Directions for this task: Tally every line of the listing below that holds "name", then give the tally alone.

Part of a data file
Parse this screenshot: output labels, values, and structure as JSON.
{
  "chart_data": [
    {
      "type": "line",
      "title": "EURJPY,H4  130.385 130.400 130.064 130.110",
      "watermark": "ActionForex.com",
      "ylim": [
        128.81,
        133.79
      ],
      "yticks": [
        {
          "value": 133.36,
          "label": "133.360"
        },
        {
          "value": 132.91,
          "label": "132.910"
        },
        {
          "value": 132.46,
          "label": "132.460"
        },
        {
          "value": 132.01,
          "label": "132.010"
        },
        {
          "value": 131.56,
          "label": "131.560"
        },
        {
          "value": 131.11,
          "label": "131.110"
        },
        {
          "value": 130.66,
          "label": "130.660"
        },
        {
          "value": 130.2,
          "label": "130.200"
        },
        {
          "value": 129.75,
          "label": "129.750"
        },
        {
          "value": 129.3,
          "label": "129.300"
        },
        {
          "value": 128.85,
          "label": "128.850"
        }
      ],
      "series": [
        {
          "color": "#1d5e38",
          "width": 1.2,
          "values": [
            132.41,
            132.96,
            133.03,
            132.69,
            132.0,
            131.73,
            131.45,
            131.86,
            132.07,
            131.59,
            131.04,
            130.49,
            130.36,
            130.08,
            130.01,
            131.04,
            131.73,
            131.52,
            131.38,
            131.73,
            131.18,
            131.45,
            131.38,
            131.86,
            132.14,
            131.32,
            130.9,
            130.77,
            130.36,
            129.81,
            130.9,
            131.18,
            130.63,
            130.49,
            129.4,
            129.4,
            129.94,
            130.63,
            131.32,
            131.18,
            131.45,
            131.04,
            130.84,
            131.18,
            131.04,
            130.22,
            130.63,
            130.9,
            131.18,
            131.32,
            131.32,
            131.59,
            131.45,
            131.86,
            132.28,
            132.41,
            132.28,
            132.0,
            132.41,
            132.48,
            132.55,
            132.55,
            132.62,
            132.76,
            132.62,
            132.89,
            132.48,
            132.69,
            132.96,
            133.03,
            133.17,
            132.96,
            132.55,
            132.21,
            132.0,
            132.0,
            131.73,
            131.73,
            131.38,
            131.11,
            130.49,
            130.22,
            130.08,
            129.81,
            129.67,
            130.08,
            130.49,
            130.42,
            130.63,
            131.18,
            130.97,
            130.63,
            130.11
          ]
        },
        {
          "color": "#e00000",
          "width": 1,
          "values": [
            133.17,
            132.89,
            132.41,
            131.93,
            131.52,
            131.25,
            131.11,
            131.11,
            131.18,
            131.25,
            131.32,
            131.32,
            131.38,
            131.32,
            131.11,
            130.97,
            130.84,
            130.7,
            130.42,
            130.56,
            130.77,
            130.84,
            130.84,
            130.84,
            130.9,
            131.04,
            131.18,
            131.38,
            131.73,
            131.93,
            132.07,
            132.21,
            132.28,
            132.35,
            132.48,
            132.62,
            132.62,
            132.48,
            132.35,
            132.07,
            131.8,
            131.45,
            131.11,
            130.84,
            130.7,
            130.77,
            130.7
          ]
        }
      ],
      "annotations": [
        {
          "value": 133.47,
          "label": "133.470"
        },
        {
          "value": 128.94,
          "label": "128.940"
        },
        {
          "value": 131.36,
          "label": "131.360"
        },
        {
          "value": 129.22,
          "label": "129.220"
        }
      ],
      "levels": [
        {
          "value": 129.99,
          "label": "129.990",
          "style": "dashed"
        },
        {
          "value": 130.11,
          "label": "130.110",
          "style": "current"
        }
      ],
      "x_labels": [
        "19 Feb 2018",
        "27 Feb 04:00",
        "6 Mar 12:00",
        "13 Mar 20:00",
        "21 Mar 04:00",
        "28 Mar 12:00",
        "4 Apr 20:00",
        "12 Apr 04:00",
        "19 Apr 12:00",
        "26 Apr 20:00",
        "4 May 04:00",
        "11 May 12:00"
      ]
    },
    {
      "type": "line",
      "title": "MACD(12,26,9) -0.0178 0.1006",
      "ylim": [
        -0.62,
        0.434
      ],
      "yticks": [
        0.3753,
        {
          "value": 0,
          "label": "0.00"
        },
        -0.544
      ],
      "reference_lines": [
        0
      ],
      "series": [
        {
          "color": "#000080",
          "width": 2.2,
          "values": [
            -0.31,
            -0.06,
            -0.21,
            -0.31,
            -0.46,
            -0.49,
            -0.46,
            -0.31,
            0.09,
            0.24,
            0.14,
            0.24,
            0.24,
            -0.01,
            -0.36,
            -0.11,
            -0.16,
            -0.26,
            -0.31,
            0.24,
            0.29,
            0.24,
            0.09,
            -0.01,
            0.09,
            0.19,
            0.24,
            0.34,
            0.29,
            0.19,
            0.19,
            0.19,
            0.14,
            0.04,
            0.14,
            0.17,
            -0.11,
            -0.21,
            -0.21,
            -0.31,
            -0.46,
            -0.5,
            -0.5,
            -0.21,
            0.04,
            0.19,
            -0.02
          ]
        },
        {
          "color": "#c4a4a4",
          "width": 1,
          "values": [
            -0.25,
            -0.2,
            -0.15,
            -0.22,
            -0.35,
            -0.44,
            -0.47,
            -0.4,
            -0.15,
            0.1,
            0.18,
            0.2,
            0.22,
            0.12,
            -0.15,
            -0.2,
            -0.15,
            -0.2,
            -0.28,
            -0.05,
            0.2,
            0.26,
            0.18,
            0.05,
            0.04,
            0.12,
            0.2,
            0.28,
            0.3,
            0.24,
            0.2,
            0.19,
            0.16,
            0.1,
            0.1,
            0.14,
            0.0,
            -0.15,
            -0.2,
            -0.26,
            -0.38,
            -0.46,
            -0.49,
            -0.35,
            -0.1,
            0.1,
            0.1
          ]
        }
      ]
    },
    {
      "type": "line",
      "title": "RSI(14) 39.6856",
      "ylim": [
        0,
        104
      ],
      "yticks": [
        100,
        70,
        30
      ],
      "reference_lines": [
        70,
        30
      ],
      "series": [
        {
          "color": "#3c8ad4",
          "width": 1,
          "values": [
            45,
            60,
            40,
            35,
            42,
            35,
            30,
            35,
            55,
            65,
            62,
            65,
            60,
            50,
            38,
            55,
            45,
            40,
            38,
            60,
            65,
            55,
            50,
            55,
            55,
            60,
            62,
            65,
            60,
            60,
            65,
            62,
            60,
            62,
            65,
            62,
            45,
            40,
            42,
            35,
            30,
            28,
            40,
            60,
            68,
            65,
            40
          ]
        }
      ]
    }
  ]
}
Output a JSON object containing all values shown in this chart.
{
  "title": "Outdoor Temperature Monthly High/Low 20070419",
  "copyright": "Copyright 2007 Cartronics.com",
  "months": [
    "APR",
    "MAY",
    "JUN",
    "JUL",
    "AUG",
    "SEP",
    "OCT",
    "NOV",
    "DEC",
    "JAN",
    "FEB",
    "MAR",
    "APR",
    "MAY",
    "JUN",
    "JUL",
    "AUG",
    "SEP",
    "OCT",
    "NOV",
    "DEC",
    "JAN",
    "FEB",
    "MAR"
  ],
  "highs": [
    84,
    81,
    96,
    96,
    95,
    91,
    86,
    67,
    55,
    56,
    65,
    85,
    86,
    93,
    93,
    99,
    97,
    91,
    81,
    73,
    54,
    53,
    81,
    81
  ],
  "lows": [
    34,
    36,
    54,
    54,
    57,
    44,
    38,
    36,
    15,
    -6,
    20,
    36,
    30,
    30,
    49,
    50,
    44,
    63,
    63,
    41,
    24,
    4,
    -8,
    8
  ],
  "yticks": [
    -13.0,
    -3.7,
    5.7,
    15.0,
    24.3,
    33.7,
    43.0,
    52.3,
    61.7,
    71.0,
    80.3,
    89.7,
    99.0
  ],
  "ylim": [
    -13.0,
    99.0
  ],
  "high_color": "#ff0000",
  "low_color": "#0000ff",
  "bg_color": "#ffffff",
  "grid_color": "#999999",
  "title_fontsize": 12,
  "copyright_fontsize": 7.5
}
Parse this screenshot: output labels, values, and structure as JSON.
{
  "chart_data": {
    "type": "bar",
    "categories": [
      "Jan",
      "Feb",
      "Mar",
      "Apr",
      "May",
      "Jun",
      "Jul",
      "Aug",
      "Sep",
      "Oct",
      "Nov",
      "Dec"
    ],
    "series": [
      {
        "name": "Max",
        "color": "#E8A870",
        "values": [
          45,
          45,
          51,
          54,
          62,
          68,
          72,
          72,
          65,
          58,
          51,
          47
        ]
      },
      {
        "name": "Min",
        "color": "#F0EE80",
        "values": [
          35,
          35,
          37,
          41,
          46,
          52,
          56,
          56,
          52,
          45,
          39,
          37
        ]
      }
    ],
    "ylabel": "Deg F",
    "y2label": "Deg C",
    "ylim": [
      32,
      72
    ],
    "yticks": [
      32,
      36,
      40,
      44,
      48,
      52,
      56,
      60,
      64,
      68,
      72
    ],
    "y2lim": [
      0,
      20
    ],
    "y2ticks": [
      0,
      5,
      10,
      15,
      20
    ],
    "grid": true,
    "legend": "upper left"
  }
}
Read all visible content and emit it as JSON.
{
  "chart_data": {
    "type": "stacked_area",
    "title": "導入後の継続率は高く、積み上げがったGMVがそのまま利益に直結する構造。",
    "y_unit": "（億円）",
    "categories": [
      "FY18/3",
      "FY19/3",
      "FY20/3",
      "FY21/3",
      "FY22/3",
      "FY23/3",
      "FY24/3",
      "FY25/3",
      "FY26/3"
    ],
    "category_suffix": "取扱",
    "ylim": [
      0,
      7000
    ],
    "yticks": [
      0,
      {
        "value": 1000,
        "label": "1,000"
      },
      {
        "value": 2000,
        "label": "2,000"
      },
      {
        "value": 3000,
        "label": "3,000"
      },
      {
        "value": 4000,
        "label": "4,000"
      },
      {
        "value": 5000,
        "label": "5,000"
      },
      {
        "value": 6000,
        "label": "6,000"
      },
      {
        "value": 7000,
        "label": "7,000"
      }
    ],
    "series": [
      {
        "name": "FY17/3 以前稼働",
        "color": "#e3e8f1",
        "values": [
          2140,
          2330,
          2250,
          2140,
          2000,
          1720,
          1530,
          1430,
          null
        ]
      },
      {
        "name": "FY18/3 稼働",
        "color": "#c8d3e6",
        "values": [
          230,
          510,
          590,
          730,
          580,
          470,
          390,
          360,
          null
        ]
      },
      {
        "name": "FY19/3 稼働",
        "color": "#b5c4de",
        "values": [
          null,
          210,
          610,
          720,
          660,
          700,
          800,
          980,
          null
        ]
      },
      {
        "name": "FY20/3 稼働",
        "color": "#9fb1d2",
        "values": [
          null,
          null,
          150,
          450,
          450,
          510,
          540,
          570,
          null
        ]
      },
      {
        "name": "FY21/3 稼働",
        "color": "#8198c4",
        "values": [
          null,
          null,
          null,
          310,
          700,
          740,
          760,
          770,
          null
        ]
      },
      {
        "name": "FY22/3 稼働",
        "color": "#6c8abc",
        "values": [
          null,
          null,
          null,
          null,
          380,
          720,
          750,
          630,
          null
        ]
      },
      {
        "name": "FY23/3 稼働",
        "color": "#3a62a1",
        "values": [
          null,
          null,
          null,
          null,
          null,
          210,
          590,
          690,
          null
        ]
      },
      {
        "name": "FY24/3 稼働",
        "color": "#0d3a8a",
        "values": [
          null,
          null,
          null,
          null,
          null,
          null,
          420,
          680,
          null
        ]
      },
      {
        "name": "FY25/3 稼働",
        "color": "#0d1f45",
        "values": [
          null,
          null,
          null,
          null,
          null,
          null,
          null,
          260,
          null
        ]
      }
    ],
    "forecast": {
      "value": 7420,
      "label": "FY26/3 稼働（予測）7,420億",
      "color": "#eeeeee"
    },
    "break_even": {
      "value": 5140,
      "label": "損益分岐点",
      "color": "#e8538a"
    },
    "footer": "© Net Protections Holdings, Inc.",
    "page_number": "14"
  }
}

Finished task: 11